TASK DATA
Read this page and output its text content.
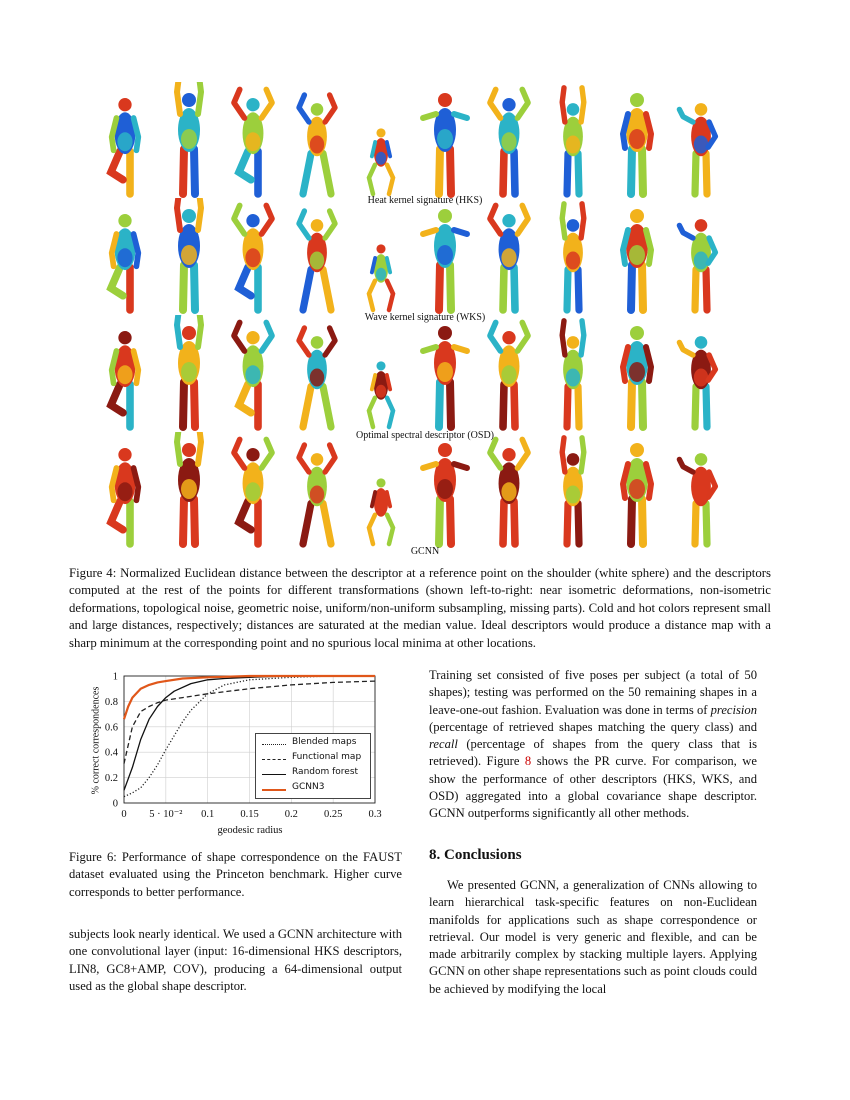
Heat kernel signature (HKS)
Wave kernel signature (WKS)
Optimal spectral descriptor (OSD)
GCNN
Figure 4: Normalized Euclidean distance between the descriptor at a reference point on the shoulder (white sphere) and the descriptors computed at the rest of the points for different transformations (shown left-to-right: near isometric deformations, non-isometric deformations, topological noise, geometric noise, uniform/non-uniform subsampling, missing parts). Cold and hot colors represent small and large distances, respectively; distances are saturated at the median value. Ideal descriptors would produce a distance map with a sharp minimum at the corresponding point and no spurious local minima at other locations.
0
0.2
0.4
0.6
0.8
1
0 5 · 10⁻² 0.1 0.15 0.2 0.25 0.3
% correct correspondences
geodesic radius
Blended maps
Functional map
Random forest
GCNN3
Figure 6: Performance of shape correspondence on the FAUST dataset evaluated using the Princeton benchmark. Higher curve corresponds to better performance.
subjects look nearly identical. We used a GCNN architecture with one convolutional layer (input: 16-dimensional HKS descriptors, LIN8, GC8+AMP, COV), producing a 64-dimensional output used as the global shape descriptor.
Training set consisted of five poses per subject (a total of 50 shapes); testing was performed on the 50 remaining shapes in a leave-one-out fashion. Evaluation was done in terms of precision (percentage of retrieved shapes matching the query class) and recall (percentage of shapes from the query class that is retrieved). Figure 8 shows the PR curve. For comparison, we show the performance of other descriptors (HKS, WKS, and OSD) aggregated into a global covariance shape descriptor. GCNN outperforms significantly all other methods.
8. Conclusions
We presented GCNN, a generalization of CNNs allowing to learn hierarchical task-specific features on non-Euclidean manifolds for applications such as shape correspondence or retrieval. Our model is very generic and flexible, and can be made arbitrarily complex by stacking multiple layers. Applying GCNN on other shape representations such as point clouds could be achieved by modifying the local
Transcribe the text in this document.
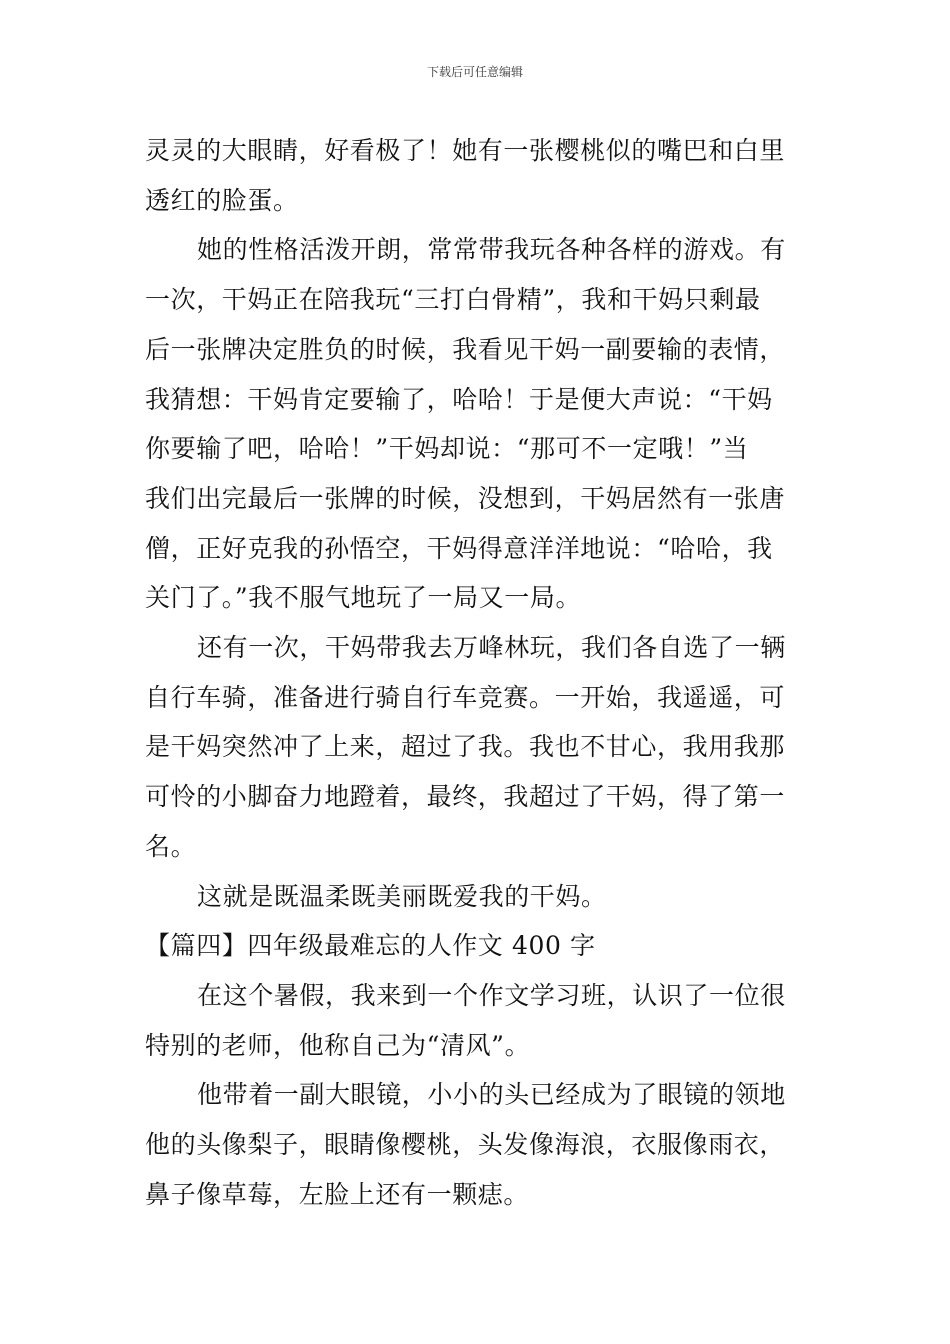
下载后可任意编辑
灵灵的大眼睛，好看极了！她有一张樱桃似的嘴巴和白里
透红的脸蛋。
她的性格活泼开朗，常常带我玩各种各样的游戏。有
一次，干妈正在陪我玩“三打白骨精”，我和干妈只剩最
后一张牌决定胜负的时候，我看见干妈一副要输的表情，
我猜想：干妈肯定要输了，哈哈！于是便大声说：“干妈
你要输了吧，哈哈！”干妈却说：“那可不一定哦！”当
我们出完最后一张牌的时候，没想到，干妈居然有一张唐
僧，正好克我的孙悟空，干妈得意洋洋地说：“哈哈，我
关门了。”我不服气地玩了一局又一局。
还有一次，干妈带我去万峰林玩，我们各自选了一辆
自行车骑，准备进行骑自行车竞赛。一开始，我遥遥，可
是干妈突然冲了上来，超过了我。我也不甘心，我用我那
可怜的小脚奋力地蹬着，最终，我超过了干妈，得了第一
名。
这就是既温柔既美丽既爱我的干妈。
【篇四】四年级最难忘的人作文 400 字
在这个暑假，我来到一个作文学习班，认识了一位很
特别的老师，他称自己为“清风”。
他带着一副大眼镜，小小的头已经成为了眼镜的领地
他的头像梨子，眼睛像樱桃，头发像海浪，衣服像雨衣，
鼻子像草莓，左脸上还有一颗痣。
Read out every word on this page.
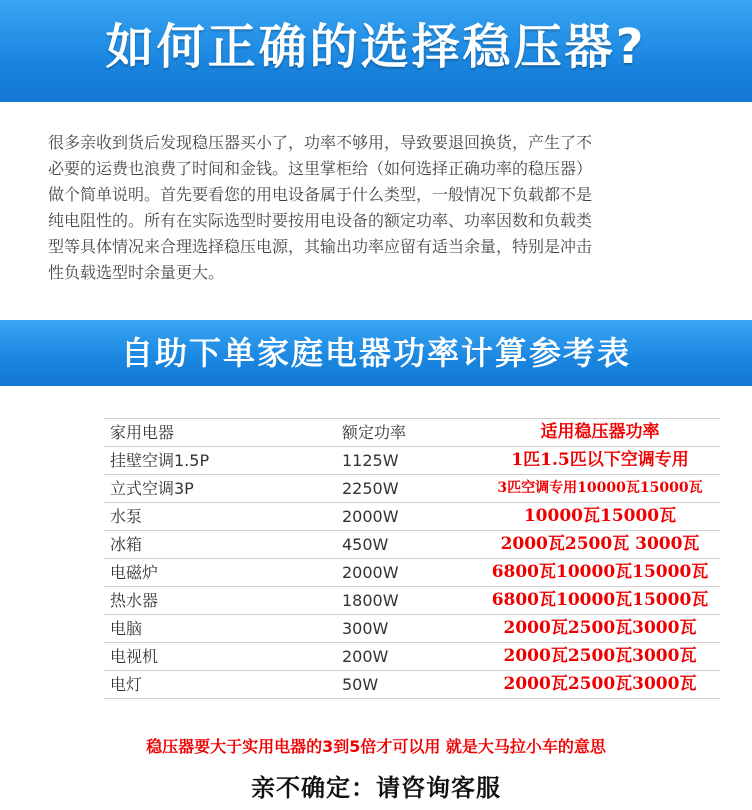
如何正确的选择稳压器?
很多亲收到货后发现稳压器买小了，功率不够用，导致要退回换货，产生了不
必要的运费也浪费了时间和金钱。这里掌柜给（如何选择正确功率的稳压器）
做个简单说明。首先要看您的用电设备属于什么类型，一般情况下负载都不是
纯电阻性的。所有在实际选型时要按用电设备的额定功率、功率因数和负载类
型等具体情况来合理选择稳压电源，其输出功率应留有适当余量，特别是冲击
性负载选型时余量更大。
自助下单家庭电器功率计算参考表
家用电器	额定功率	适用稳压器功率
挂壁空调1.5P	1125W	1匹1.5匹以下空调专用
立式空调3P	2250W	3匹空调专用10000瓦15000瓦
水泵	2000W	10000瓦15000瓦
冰箱	450W	2000瓦2500瓦 3000瓦
电磁炉	2000W	6800瓦10000瓦15000瓦
热水器	1800W	6800瓦10000瓦15000瓦
电脑	300W	2000瓦2500瓦3000瓦
电视机	200W	2000瓦2500瓦3000瓦
电灯	50W	2000瓦2500瓦3000瓦
稳压器要大于实用电器的3到5倍才可以用 就是大马拉小车的意思
亲不确定：请咨询客服
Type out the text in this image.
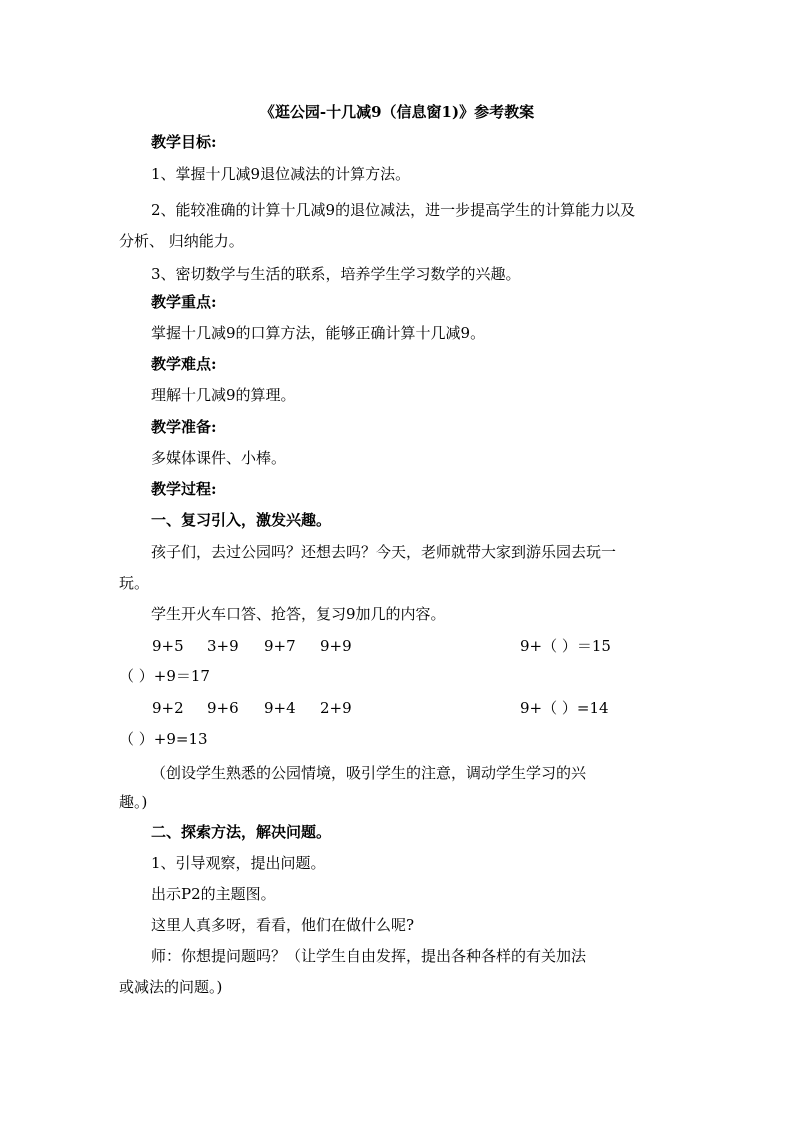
《逛公园-十几减9（信息窗1)》参考教案
教学目标:
1、掌握十几减9退位减法的计算方法。
2、能较准确的计算十几减9的退位减法，进一步提高学生的计算能力以及
分析、 归纳能力。
3、密切数学与生活的联系，培养学生学习数学的兴趣。
教学重点:
掌握十几减9的口算方法，能够正确计算十几减9。
教学难点:
理解十几减9的算理。
教学准备:
多媒体课件、小棒。
教学过程:
一、复习引入，激发兴趣。
孩子们，去过公园吗？还想去吗？今天，老师就带大家到游乐园去玩一
玩。
学生开火车口答、抢答，复习9加几的内容。
9+5 3+9 9+7 9+9	9+（ ）＝15
（ ）+9＝17
9+2 9+6 9+4 2+9	9+（ ）=14
（ ）+9=13
（创设学生熟悉的公园情境，吸引学生的注意，调动学生学习的兴
趣。)
二、探索方法，解决问题。
1、引导观察，提出问题。
出示P2的主题图。
这里人真多呀，看看，他们在做什么呢?
师：你想提问题吗？（让学生自由发挥，提出各种各样的有关加法
或减法的问题。)
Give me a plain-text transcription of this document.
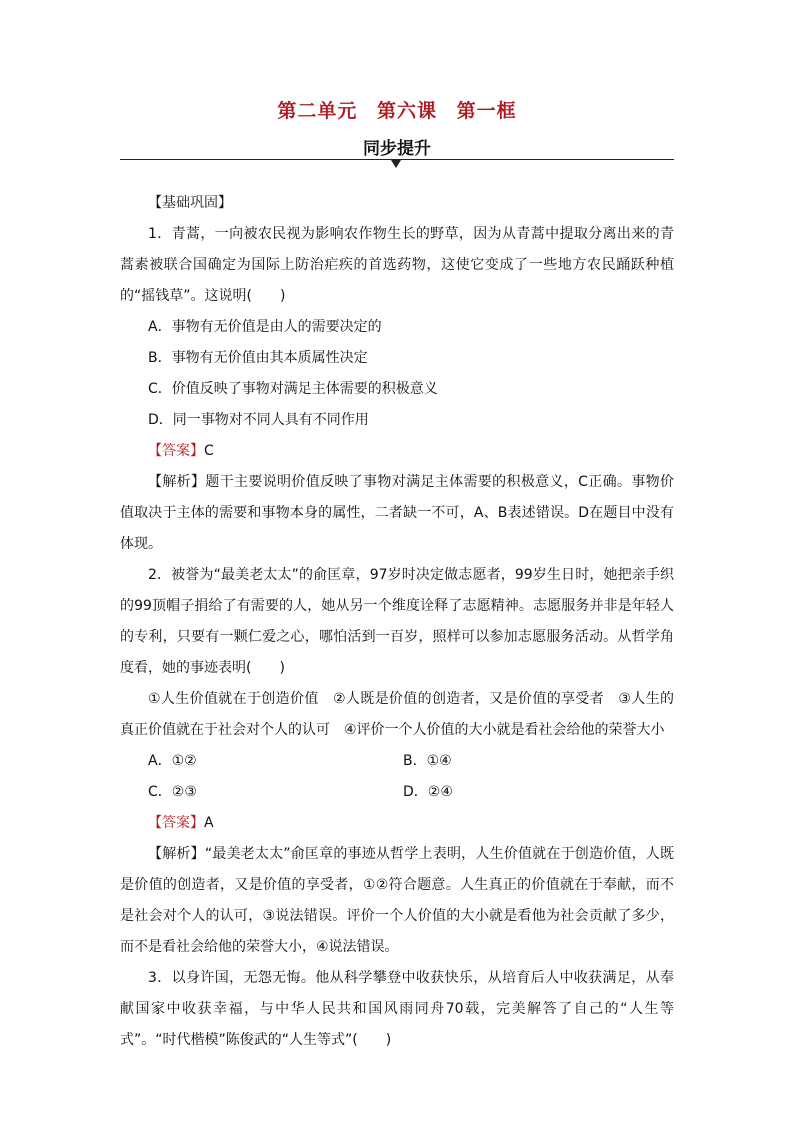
第二单元 第六课 第一框
同步提升

【基础巩固】

1．青蒿，一向被农民视为影响农作物生长的野草，因为从青蒿中提取分离出来的青蒿素被联合国确定为国际上防治疟疾的首选药物，这使它变成了一些地方农民踊跃种植的“摇钱草”。这说明(　　)

A．事物有无价值是由人的需要决定的

B．事物有无价值由其本质属性决定

C．价值反映了事物对满足主体需要的积极意义

D．同一事物对不同人具有不同作用

【答案】C

【解析】题干主要说明价值反映了事物对满足主体需要的积极意义，C正确。事物价值取决于主体的需要和事物本身的属性，二者缺一不可，A、B表述错误。D在题目中没有体现。

2．被誉为“最美老太太”的俞匡章，97岁时决定做志愿者，99岁生日时，她把亲手织的99顶帽子捐给了有需要的人，她从另一个维度诠释了志愿精神。志愿服务并非是年轻人的专利，只要有一颗仁爱之心，哪怕活到一百岁，照样可以参加志愿服务活动。从哲学角度看，她的事迹表明(　　)

①人生价值就在于创造价值　②人既是价值的创造者，又是价值的享受者　③人生的真正价值就在于社会对个人的认可　④评价一个人价值的大小就是看社会给他的荣誉大小

A．①②	B．①④
C．②③	D．②④

【答案】A

【解析】“最美老太太”俞匡章的事迹从哲学上表明，人生价值就在于创造价值，人既是价值的创造者，又是价值的享受者，①②符合题意。人生真正的价值就在于奉献，而不是社会对个人的认可，③说法错误。评价一个人价值的大小就是看他为社会贡献了多少，而不是看社会给他的荣誉大小，④说法错误。

3．以身许国，无怨无悔。他从科学攀登中收获快乐，从培育后人中收获满足，从奉献国家中收获幸福，与中华人民共和国风雨同舟70载，完美解答了自己的“人生等式”。“时代楷模”陈俊武的“人生等式”(　　)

INSTRUCTIONS FOR THE TASK
From the data above, write out everything exactly except the pictures.

ANSWER IN FULL
Read this page and output its text content.
Heat kernel signature (HKS)
Wave kernel signature (WKS)
Optimal spectral descriptor (OSD)
GCNN
Figure 4: Normalized Euclidean distance between the descriptor at a reference point on the shoulder (white sphere) and the descriptors computed at the rest of the points for different transformations (shown left-to-right: near isometric deformations, non-isometric deformations, topological noise, geometric noise, uniform/non-uniform subsampling, missing parts). Cold and hot colors represent small and large distances, respectively; distances are saturated at the median value. Ideal descriptors would produce a distance map with a sharp minimum at the corresponding point and no spurious local minima at other locations.
0
0.2
0.4
0.6
0.8
1
0 5 · 10⁻² 0.1 0.15 0.2 0.25 0.3
% correct correspondences
geodesic radius
Blended maps
Functional map
Random forest
GCNN3
Figure 6: Performance of shape correspondence on the FAUST dataset evaluated using the Princeton benchmark. Higher curve corresponds to better performance.
subjects look nearly identical. We used a GCNN architecture with one convolutional layer (input: 16-dimensional HKS descriptors, LIN8, GC8+AMP, COV), producing a 64-dimensional output used as the global shape descriptor.
Training set consisted of five poses per subject (a total of 50 shapes); testing was performed on the 50 remaining shapes in a leave-one-out fashion. Evaluation was done in terms of precision (percentage of retrieved shapes matching the query class) and recall (percentage of shapes from the query class that is retrieved). Figure 8 shows the PR curve. For comparison, we show the performance of other descriptors (HKS, WKS, and OSD) aggregated into a global covariance shape descriptor. GCNN outperforms significantly all other methods.
8. Conclusions
We presented GCNN, a generalization of CNNs allowing to learn hierarchical task-specific features on non-Euclidean manifolds for applications such as shape correspondence or retrieval. Our model is very generic and flexible, and can be made arbitrarily complex by stacking multiple layers. Applying GCNN on other shape representations such as point clouds could be achieved by modifying the local
Transcribe the text in this document.
下载后可任意编辑
灵灵的大眼睛，好看极了！她有一张樱桃似的嘴巴和白里
透红的脸蛋。
她的性格活泼开朗，常常带我玩各种各样的游戏。有
一次，干妈正在陪我玩“三打白骨精”，我和干妈只剩最
后一张牌决定胜负的时候，我看见干妈一副要输的表情，
我猜想：干妈肯定要输了，哈哈！于是便大声说：“干妈
你要输了吧，哈哈！”干妈却说：“那可不一定哦！”当
我们出完最后一张牌的时候，没想到，干妈居然有一张唐
僧，正好克我的孙悟空，干妈得意洋洋地说：“哈哈，我
关门了。”我不服气地玩了一局又一局。
还有一次，干妈带我去万峰林玩，我们各自选了一辆
自行车骑，准备进行骑自行车竞赛。一开始，我遥遥，可
是干妈突然冲了上来，超过了我。我也不甘心，我用我那
可怜的小脚奋力地蹬着，最终，我超过了干妈，得了第一
名。
这就是既温柔既美丽既爱我的干妈。
【篇四】四年级最难忘的人作文 400 字
在这个暑假，我来到一个作文学习班，认识了一位很
特别的老师，他称自己为“清风”。
他带着一副大眼镜，小小的头已经成为了眼镜的领地
他的头像梨子，眼睛像樱桃，头发像海浪，衣服像雨衣，
鼻子像草莓，左脸上还有一颗痣。
Read out every word on this page.
如何正确的选择稳压器?
很多亲收到货后发现稳压器买小了，功率不够用，导致要退回换货，产生了不
必要的运费也浪费了时间和金钱。这里掌柜给（如何选择正确功率的稳压器）
做个简单说明。首先要看您的用电设备属于什么类型，一般情况下负载都不是
纯电阻性的。所有在实际选型时要按用电设备的额定功率、功率因数和负载类
型等具体情况来合理选择稳压电源，其输出功率应留有适当余量，特别是冲击
性负载选型时余量更大。
自助下单家庭电器功率计算参考表
家用电器	额定功率	适用稳压器功率
挂壁空调1.5P	1125W	1匹1.5匹以下空调专用
立式空调3P	2250W	3匹空调专用10000瓦15000瓦
水泵	2000W	10000瓦15000瓦
冰箱	450W	2000瓦2500瓦 3000瓦
电磁炉	2000W	6800瓦10000瓦15000瓦
热水器	1800W	6800瓦10000瓦15000瓦
电脑	300W	2000瓦2500瓦3000瓦
电视机	200W	2000瓦2500瓦3000瓦
电灯	50W	2000瓦2500瓦3000瓦
稳压器要大于实用电器的3到5倍才可以用 就是大马拉小车的意思
亲不确定：请咨询客服
Type out the text in this image.
《逛公园-十几减9（信息窗1)》参考教案
教学目标:
1、掌握十几减9退位减法的计算方法。
2、能较准确的计算十几减9的退位减法，进一步提高学生的计算能力以及
分析、 归纳能力。
3、密切数学与生活的联系，培养学生学习数学的兴趣。
教学重点:
掌握十几减9的口算方法，能够正确计算十几减9。
教学难点:
理解十几减9的算理。
教学准备:
多媒体课件、小棒。
教学过程:
一、复习引入，激发兴趣。
孩子们，去过公园吗？还想去吗？今天，老师就带大家到游乐园去玩一
玩。
学生开火车口答、抢答，复习9加几的内容。
9+5 3+9 9+7 9+9	9+（ ）＝15
（ ）+9＝17
9+2 9+6 9+4 2+9	9+（ ）=14
（ ）+9=13
（创设学生熟悉的公园情境，吸引学生的注意，调动学生学习的兴
趣。)
二、探索方法，解决问题。
1、引导观察，提出问题。
出示P2的主题图。
这里人真多呀，看看，他们在做什么呢?
师：你想提问题吗？（让学生自由发挥，提出各种各样的有关加法
或减法的问题。)
Give me a plain-text transcription of this document.
第二单元 第六课 第一框
同步提升

【基础巩固】

1．青蒿，一向被农民视为影响农作物生长的野草，因为从青蒿中提取分离出来的青蒿素被联合国确定为国际上防治疟疾的首选药物，这使它变成了一些地方农民踊跃种植的“摇钱草”。这说明(　　)

A．事物有无价值是由人的需要决定的

B．事物有无价值由其本质属性决定

C．价值反映了事物对满足主体需要的积极意义

D．同一事物对不同人具有不同作用

【答案】C

【解析】题干主要说明价值反映了事物对满足主体需要的积极意义，C正确。事物价值取决于主体的需要和事物本身的属性，二者缺一不可，A、B表述错误。D在题目中没有体现。

2．被誉为“最美老太太”的俞匡章，97岁时决定做志愿者，99岁生日时，她把亲手织的99顶帽子捐给了有需要的人，她从另一个维度诠释了志愿精神。志愿服务并非是年轻人的专利，只要有一颗仁爱之心，哪怕活到一百岁，照样可以参加志愿服务活动。从哲学角度看，她的事迹表明(　　)

①人生价值就在于创造价值　②人既是价值的创造者，又是价值的享受者　③人生的真正价值就在于社会对个人的认可　④评价一个人价值的大小就是看社会给他的荣誉大小

A．①②	B．①④
C．②③	D．②④

【答案】A

【解析】“最美老太太”俞匡章的事迹从哲学上表明，人生价值就在于创造价值，人既是价值的创造者，又是价值的享受者，①②符合题意。人生真正的价值就在于奉献，而不是社会对个人的认可，③说法错误。评价一个人价值的大小就是看他为社会贡献了多少，而不是看社会给他的荣誉大小，④说法错误。

3．以身许国，无怨无悔。他从科学攀登中收获快乐，从培育后人中收获满足，从奉献国家中收获幸福，与中华人民共和国风雨同舟70载，完美解答了自己的“人生等式”。“时代楷模”陈俊武的“人生等式”(　　)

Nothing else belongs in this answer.